**TASK:** Below are some records. Pull every line that contains the word "Output".

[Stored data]
===============

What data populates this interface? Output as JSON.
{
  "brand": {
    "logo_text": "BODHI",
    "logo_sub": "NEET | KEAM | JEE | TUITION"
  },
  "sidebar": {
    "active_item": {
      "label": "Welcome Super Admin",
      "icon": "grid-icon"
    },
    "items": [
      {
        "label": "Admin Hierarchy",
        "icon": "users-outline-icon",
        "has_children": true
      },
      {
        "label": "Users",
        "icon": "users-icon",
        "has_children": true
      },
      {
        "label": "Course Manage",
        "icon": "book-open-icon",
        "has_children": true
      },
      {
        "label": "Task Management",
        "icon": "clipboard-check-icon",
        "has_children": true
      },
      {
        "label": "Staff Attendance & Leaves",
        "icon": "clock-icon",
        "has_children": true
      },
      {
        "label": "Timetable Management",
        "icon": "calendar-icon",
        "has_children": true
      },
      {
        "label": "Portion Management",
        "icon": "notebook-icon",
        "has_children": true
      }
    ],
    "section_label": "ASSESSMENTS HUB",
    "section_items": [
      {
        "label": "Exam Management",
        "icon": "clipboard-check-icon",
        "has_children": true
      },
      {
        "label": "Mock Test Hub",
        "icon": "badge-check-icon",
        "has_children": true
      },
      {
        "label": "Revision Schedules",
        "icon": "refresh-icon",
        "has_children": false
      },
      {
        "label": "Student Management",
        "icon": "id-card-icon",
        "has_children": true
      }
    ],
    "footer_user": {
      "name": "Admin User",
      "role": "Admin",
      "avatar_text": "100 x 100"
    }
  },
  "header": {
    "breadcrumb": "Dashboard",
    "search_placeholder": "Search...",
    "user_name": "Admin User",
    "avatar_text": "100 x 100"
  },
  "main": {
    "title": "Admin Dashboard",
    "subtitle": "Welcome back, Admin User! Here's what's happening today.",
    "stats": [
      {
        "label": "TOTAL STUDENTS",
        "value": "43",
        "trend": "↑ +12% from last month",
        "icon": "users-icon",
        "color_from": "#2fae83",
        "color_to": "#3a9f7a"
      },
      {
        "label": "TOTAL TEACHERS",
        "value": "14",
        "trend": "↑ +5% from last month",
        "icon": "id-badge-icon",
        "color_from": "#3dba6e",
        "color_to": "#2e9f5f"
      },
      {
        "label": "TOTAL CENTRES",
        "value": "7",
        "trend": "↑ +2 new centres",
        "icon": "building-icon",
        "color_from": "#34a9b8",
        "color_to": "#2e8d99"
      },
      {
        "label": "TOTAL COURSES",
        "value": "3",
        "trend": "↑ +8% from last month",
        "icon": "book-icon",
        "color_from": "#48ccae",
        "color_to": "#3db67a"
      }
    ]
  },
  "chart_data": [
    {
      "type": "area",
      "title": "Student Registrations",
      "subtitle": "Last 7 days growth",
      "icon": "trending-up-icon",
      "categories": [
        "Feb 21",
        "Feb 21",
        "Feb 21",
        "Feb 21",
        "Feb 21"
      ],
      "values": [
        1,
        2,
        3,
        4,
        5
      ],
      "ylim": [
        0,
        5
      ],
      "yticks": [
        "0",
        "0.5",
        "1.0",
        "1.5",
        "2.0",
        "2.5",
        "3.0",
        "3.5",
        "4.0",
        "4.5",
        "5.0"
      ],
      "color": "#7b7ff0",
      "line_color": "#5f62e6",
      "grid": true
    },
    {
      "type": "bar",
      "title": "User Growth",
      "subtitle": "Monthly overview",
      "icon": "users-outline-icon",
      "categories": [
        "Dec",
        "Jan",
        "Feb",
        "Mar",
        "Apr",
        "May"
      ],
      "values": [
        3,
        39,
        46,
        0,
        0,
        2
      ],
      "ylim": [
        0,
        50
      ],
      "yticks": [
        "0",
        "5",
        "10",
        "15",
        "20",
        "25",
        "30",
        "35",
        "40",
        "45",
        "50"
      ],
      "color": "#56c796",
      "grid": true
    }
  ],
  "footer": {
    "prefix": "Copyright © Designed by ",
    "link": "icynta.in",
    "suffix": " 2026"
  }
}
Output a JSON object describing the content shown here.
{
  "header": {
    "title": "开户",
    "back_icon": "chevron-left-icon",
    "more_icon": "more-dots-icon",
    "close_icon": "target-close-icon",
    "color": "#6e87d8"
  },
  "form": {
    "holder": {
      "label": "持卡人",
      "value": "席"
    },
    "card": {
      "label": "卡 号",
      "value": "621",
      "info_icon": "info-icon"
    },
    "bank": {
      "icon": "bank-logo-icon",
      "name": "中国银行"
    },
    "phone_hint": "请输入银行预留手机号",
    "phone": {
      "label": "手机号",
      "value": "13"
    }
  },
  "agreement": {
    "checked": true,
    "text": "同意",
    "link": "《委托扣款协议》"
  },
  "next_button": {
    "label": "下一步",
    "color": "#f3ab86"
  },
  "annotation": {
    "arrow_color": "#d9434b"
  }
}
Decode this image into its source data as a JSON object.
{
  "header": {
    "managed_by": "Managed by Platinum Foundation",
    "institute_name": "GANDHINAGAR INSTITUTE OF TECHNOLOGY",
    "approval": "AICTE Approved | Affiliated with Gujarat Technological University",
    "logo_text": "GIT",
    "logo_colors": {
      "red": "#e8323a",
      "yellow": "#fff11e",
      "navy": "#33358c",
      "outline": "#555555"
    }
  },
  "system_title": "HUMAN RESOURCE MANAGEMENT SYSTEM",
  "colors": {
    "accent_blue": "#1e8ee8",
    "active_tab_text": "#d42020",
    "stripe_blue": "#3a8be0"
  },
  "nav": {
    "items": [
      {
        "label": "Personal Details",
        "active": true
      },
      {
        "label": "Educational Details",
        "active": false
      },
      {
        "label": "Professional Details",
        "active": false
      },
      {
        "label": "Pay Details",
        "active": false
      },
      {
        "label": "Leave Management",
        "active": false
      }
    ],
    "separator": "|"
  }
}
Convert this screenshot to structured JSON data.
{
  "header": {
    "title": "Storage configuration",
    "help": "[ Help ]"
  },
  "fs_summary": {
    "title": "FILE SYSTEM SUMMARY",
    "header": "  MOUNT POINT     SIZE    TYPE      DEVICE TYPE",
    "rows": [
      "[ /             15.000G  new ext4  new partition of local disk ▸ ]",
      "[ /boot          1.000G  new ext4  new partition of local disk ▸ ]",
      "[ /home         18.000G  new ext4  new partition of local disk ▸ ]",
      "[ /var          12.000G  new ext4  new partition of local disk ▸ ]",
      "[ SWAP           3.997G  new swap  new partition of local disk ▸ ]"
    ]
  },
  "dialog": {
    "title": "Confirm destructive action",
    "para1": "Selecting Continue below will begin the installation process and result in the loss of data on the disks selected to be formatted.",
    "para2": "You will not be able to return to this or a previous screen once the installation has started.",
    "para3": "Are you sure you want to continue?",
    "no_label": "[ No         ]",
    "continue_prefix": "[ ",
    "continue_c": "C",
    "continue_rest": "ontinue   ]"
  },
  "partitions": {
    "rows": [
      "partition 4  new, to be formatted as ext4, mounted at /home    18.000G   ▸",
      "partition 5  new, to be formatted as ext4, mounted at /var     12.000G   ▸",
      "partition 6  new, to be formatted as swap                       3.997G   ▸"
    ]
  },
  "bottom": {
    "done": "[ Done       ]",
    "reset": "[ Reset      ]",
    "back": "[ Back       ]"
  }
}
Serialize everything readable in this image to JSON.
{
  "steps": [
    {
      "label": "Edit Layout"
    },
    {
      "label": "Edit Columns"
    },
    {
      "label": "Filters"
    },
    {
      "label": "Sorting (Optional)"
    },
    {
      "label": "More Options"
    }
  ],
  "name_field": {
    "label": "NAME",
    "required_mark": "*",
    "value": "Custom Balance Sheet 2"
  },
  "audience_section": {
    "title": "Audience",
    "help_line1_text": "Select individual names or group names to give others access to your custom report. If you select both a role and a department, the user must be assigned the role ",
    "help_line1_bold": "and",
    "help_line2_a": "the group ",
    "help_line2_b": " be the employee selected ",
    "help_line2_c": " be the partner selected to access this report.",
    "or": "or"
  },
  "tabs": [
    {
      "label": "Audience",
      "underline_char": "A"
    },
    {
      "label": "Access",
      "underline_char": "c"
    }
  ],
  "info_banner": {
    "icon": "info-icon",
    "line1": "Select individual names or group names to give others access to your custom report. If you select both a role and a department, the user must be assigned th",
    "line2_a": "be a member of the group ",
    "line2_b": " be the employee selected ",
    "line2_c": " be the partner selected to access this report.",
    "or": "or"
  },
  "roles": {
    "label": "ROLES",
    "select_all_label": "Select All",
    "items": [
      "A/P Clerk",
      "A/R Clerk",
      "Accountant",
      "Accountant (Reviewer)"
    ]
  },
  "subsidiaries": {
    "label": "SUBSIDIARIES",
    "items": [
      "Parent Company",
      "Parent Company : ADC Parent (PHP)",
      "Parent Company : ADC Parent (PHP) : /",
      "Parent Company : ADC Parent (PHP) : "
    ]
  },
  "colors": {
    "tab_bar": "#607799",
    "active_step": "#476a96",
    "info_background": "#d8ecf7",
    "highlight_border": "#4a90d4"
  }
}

===============

**TASK RESULT:**
What data populates this interface? Output as JSON.
Output a JSON object describing the content shown here.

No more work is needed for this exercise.